- _DATA EXTRACT_:
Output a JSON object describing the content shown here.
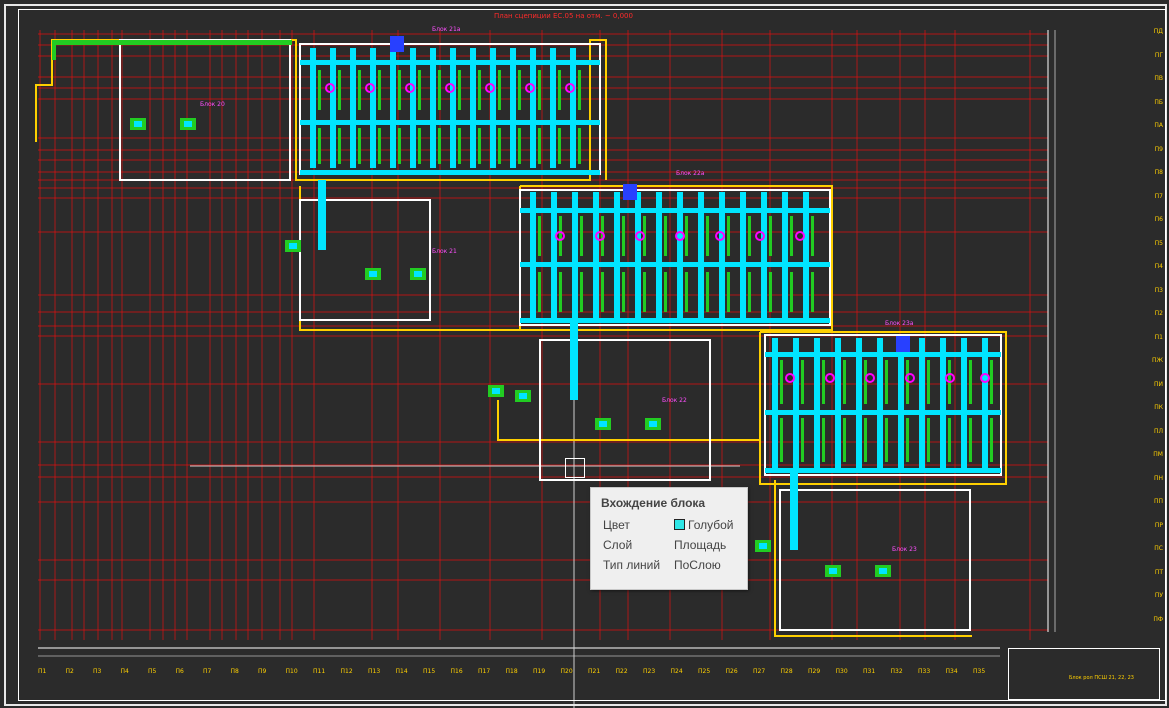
{
  "drawing": {
    "plan_title": "План сцепиции ЕС.05 на отм. ~ 0,000",
    "block_labels": [
      "Блок 21а",
      "Блок 22а",
      "Блок 23а",
      "Блок 20",
      "Блок 21",
      "Блок 22",
      "Блок 23"
    ],
    "column_labels": [
      "П1",
      "П2",
      "П3",
      "П4",
      "П5",
      "П6",
      "П7",
      "П8",
      "П9",
      "П10",
      "П11",
      "П12",
      "П13",
      "П14",
      "П15",
      "П16",
      "П17",
      "П18",
      "П19",
      "П20",
      "П21",
      "П22",
      "П23",
      "П24",
      "П25",
      "П26",
      "П27",
      "П28",
      "П29",
      "П30",
      "П31",
      "П32",
      "П33",
      "П34",
      "П35"
    ],
    "row_labels": [
      "ПД",
      "ПГ",
      "ПВ",
      "ПБ",
      "ПА",
      "П9",
      "П8",
      "П7",
      "П6",
      "П5",
      "П4",
      "П3",
      "П2",
      "П1",
      "ПЖ",
      "ПИ",
      "ПК",
      "ПЛ",
      "ПМ",
      "ПН",
      "ПП",
      "ПР",
      "ПС",
      "ПТ",
      "ПУ",
      "ПФ"
    ],
    "title_block_text": "Блок рол ПСШ 21, 22, 23"
  },
  "tooltip": {
    "title": "Вхождение блока",
    "rows": [
      {
        "label": "Цвет",
        "value": "Голубой",
        "swatch": "#2ee6e6"
      },
      {
        "label": "Слой",
        "value": "Площадь"
      },
      {
        "label": "Тип линий",
        "value": "ПоСлою"
      }
    ]
  },
  "colors": {
    "background": "#2b2b2b",
    "grid": "#e01010",
    "walls": "#ffffff",
    "cyan": "#00e5ff",
    "green": "#22cc22",
    "magenta": "#ff00ff",
    "yellow": "#ffd000"
  }
}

- _THE REQUEST_: Output a faithful copy of the data, with each picture left out.

- _CORRECT RESPONSE_:
Output a JSON object describing the content shown here.
{
  "drawing": {
    "plan_title": "План сцепиции ЕС.05 на отм. ~ 0,000",
    "block_labels": [
      "Блок 21а",
      "Блок 22а",
      "Блок 23а",
      "Блок 20",
      "Блок 21",
      "Блок 22",
      "Блок 23"
    ],
    "column_labels": [
      "П1",
      "П2",
      "П3",
      "П4",
      "П5",
      "П6",
      "П7",
      "П8",
      "П9",
      "П10",
      "П11",
      "П12",
      "П13",
      "П14",
      "П15",
      "П16",
      "П17",
      "П18",
      "П19",
      "П20",
      "П21",
      "П22",
      "П23",
      "П24",
      "П25",
      "П26",
      "П27",
      "П28",
      "П29",
      "П30",
      "П31",
      "П32",
      "П33",
      "П34",
      "П35"
    ],
    "row_labels": [
      "ПД",
      "ПГ",
      "ПВ",
      "ПБ",
      "ПА",
      "П9",
      "П8",
      "П7",
      "П6",
      "П5",
      "П4",
      "П3",
      "П2",
      "П1",
      "ПЖ",
      "ПИ",
      "ПК",
      "ПЛ",
      "ПМ",
      "ПН",
      "ПП",
      "ПР",
      "ПС",
      "ПТ",
      "ПУ",
      "ПФ"
    ],
    "title_block_text": "Блок рол ПСШ 21, 22, 23"
  },
  "tooltip": {
    "title": "Вхождение блока",
    "rows": [
      {
        "label": "Цвет",
        "value": "Голубой",
        "swatch": "#2ee6e6"
      },
      {
        "label": "Слой",
        "value": "Площадь"
      },
      {
        "label": "Тип линий",
        "value": "ПоСлою"
      }
    ]
  },
  "colors": {
    "background": "#2b2b2b",
    "grid": "#e01010",
    "walls": "#ffffff",
    "cyan": "#00e5ff",
    "green": "#22cc22",
    "magenta": "#ff00ff",
    "yellow": "#ffd000"
  }
}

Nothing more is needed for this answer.